## GIVEN PASSAGE
Outlandish Hyperbole Expected to Bring Steve Jobs Back to Life
The death of Steve Jobs has unleashed a flood of journalistic hyperbole in the hope that it would revive the great man. As accomplished as Jobs inarguably was, the headlines have -- so far -- stopped just short of endowing him with Caesar-like divinity. But headline-writers may have to go a step further, since Jobs has not yet shown any sign of returning to this mortal coil -- despite Slate's brave bid: "The Man Who Invented Our World." We have collected a sampling of additional attempts here:
Jobs' hand visible in creation of known universe?
BREAKING: Steve Jobs, the Edison of our time, dies after public battle with cancer.
In memoriam: Steve Jobs, architect of the 21st century.
In last days, Jobs issued statement prohibiting the word "genius" in memorial press.
Genius Jobs geniused the Genius Bar, other ingenious creations.
Jobs leaves behind mouth-watering recipe for "World's Best Brownies."

## TASK TO CARRY OUT
Extend the satirical piece on hyperbolic headlines about the death of Steve Jobs, picking up after its last line. The records that follow are not needed for this work.

## DATA FOR REVIEW
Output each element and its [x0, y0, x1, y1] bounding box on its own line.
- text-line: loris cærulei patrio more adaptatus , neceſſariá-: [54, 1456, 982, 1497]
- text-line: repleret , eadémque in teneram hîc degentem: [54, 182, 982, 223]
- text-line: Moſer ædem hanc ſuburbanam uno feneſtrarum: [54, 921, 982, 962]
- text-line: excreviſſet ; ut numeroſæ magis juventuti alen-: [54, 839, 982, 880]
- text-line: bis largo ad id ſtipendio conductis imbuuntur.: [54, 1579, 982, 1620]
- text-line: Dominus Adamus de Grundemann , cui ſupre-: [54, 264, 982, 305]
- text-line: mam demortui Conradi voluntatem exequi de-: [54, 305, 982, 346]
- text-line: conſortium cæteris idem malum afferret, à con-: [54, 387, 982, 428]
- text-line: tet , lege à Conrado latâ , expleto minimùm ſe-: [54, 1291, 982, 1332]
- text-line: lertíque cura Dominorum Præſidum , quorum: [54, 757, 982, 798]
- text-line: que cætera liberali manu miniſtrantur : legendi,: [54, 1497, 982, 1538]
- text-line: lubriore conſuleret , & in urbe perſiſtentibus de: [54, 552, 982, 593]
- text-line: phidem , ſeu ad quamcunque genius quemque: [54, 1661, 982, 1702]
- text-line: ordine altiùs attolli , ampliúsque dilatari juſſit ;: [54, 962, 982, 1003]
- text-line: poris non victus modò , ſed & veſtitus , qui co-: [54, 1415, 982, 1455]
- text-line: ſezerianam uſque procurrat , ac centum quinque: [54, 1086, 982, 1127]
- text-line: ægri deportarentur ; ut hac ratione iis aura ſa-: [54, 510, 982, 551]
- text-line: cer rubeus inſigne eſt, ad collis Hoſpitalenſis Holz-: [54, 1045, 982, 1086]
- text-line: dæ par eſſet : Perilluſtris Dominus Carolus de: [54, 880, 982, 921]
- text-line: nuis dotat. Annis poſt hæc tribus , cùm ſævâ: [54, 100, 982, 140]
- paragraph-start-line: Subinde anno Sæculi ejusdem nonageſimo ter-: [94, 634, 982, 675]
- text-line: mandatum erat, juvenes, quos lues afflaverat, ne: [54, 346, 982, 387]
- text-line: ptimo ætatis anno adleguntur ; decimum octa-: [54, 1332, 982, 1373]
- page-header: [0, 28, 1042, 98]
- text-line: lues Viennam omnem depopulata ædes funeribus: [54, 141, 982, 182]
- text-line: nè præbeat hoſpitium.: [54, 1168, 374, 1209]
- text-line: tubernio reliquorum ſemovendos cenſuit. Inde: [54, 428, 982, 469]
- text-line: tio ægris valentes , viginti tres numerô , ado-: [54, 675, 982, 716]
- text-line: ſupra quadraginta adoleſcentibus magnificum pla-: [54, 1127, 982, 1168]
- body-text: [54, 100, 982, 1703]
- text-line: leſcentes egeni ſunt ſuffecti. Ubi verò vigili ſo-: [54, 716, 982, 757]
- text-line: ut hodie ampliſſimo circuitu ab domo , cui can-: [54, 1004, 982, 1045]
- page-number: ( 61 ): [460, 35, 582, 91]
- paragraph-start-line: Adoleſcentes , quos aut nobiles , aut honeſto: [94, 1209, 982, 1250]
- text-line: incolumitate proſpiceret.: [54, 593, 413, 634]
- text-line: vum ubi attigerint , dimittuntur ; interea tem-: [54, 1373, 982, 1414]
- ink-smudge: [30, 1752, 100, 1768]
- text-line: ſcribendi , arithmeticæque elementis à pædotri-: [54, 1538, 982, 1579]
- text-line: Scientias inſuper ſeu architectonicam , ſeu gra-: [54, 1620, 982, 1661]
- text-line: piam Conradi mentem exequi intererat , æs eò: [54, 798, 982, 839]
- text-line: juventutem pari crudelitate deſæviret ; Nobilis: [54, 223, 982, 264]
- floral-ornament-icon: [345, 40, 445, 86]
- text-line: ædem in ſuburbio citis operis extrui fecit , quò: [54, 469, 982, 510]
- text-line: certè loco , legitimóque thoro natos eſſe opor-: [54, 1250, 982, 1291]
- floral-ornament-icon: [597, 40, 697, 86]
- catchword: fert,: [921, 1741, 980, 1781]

## ANSWER BOX
Jobs' DNA a mystery; Apple CEO may have self-generated within distant star.
Obama booed at rally over confusion between "jobs" and "Jobs."
In his will, Jobs reveals he was fifth Beatle.
Private papers suggest Jobs had a hand in developing sunlight.
Jobs' hand-picked biographer, Superman, to release book on one-year anniversary of Jobs' passing.
Found in Steve Jobs' files: evidence he fathered human race in a primitive laboratory near Stonehenge.
BREAKING: Mass extinctions expected; Earth's orbit altered after Jobs' death.
BREAKING: Jesus names Jobs "Man of the Millennium."
BREAKING: Jobs followed by suicide cult seeking "afterPod."